Stated problem:
An exact copy of the records is required, minus the pictures they hold.

Source records:
################

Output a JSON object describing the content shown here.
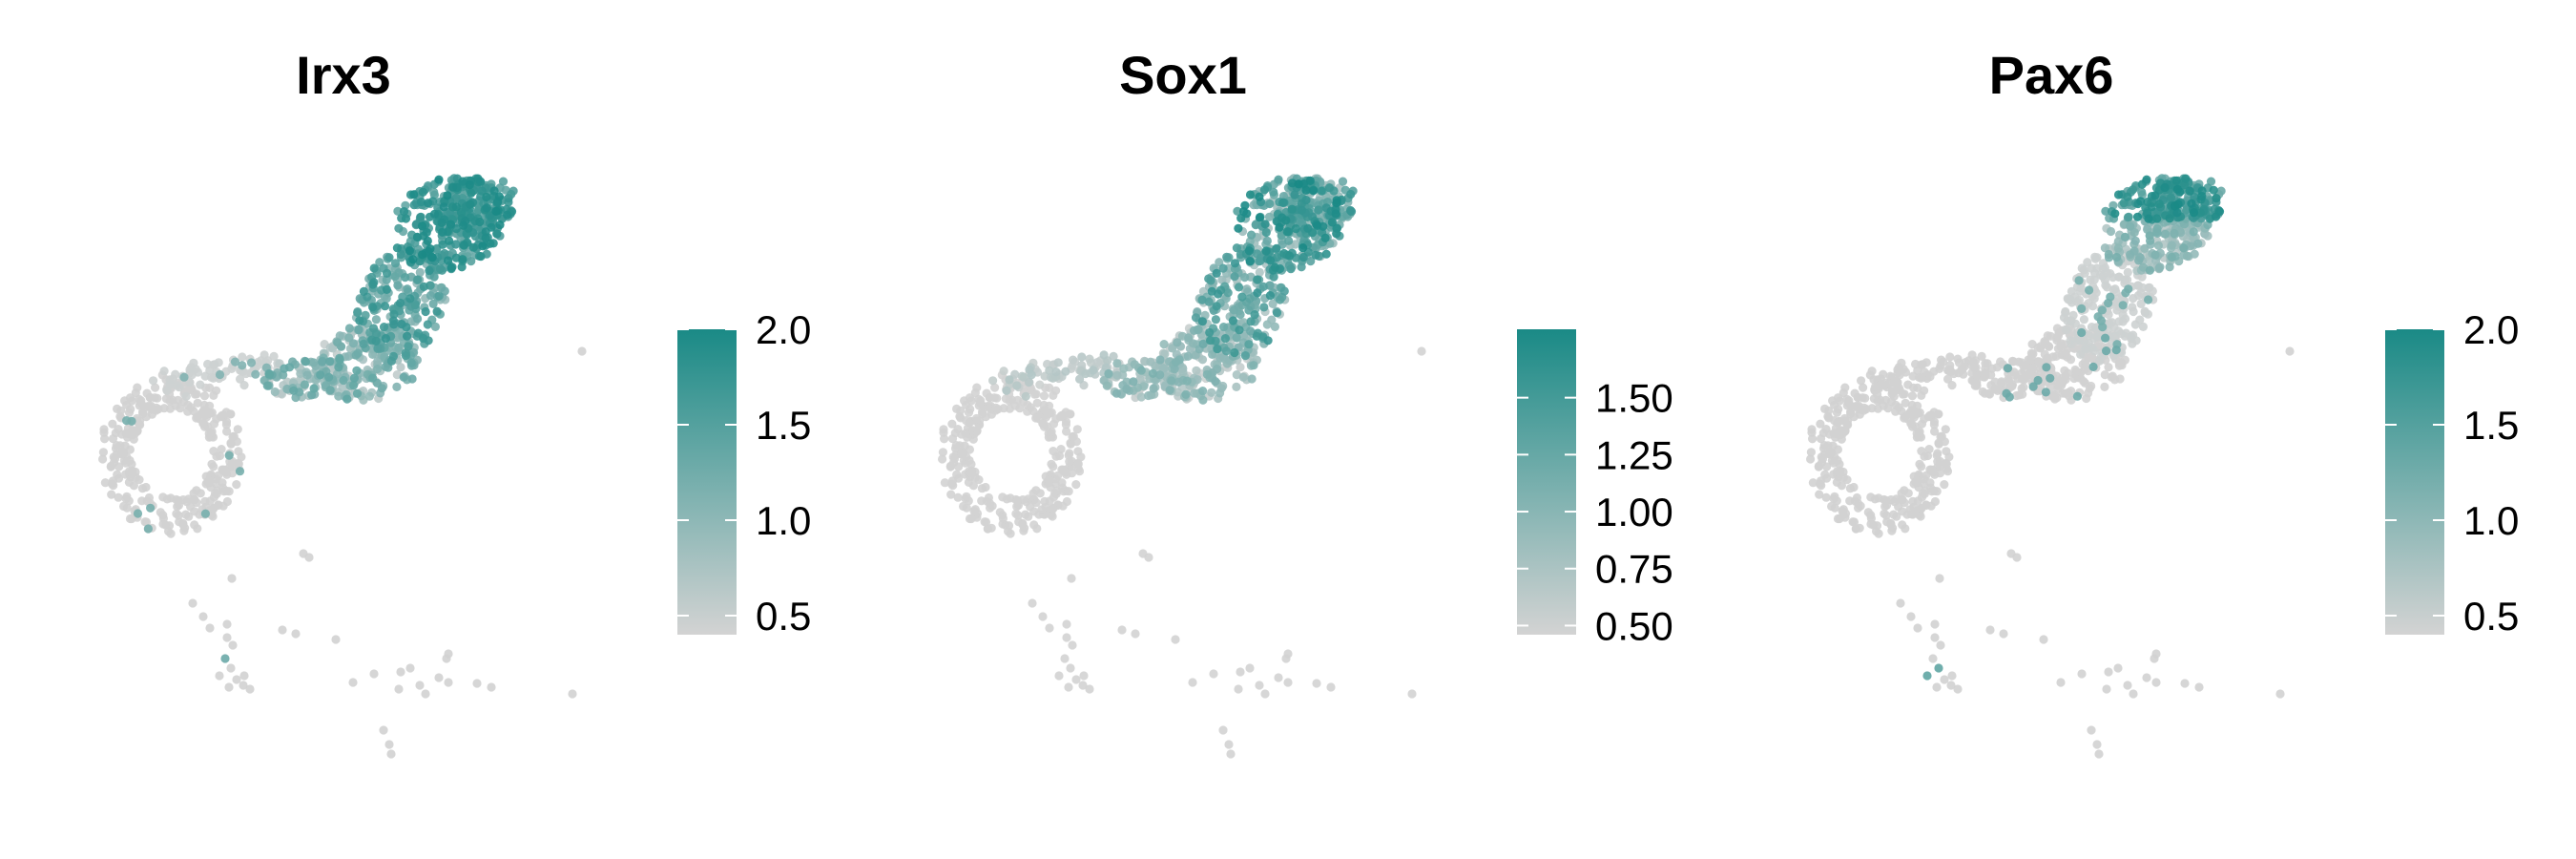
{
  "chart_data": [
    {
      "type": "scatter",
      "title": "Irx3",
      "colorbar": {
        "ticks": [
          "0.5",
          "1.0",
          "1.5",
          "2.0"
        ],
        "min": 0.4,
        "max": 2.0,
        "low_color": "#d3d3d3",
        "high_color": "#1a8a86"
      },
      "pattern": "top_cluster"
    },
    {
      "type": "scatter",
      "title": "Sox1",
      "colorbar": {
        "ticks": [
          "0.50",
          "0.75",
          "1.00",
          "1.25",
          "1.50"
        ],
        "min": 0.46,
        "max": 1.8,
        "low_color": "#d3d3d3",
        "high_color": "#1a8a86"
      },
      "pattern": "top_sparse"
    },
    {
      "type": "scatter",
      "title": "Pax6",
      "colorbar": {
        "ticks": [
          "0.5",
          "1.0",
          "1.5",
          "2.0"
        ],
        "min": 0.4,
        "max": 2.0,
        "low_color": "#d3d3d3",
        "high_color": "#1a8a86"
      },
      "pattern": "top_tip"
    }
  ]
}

################

Task answer:
Output a JSON object describing the content shown here.
{
  "chart_data": [
    {
      "type": "scatter",
      "title": "Irx3",
      "colorbar": {
        "ticks": [
          "0.5",
          "1.0",
          "1.5",
          "2.0"
        ],
        "min": 0.4,
        "max": 2.0,
        "low_color": "#d3d3d3",
        "high_color": "#1a8a86"
      },
      "pattern": "top_cluster"
    },
    {
      "type": "scatter",
      "title": "Sox1",
      "colorbar": {
        "ticks": [
          "0.50",
          "0.75",
          "1.00",
          "1.25",
          "1.50"
        ],
        "min": 0.46,
        "max": 1.8,
        "low_color": "#d3d3d3",
        "high_color": "#1a8a86"
      },
      "pattern": "top_sparse"
    },
    {
      "type": "scatter",
      "title": "Pax6",
      "colorbar": {
        "ticks": [
          "0.5",
          "1.0",
          "1.5",
          "2.0"
        ],
        "min": 0.4,
        "max": 2.0,
        "low_color": "#d3d3d3",
        "high_color": "#1a8a86"
      },
      "pattern": "top_tip"
    }
  ]
}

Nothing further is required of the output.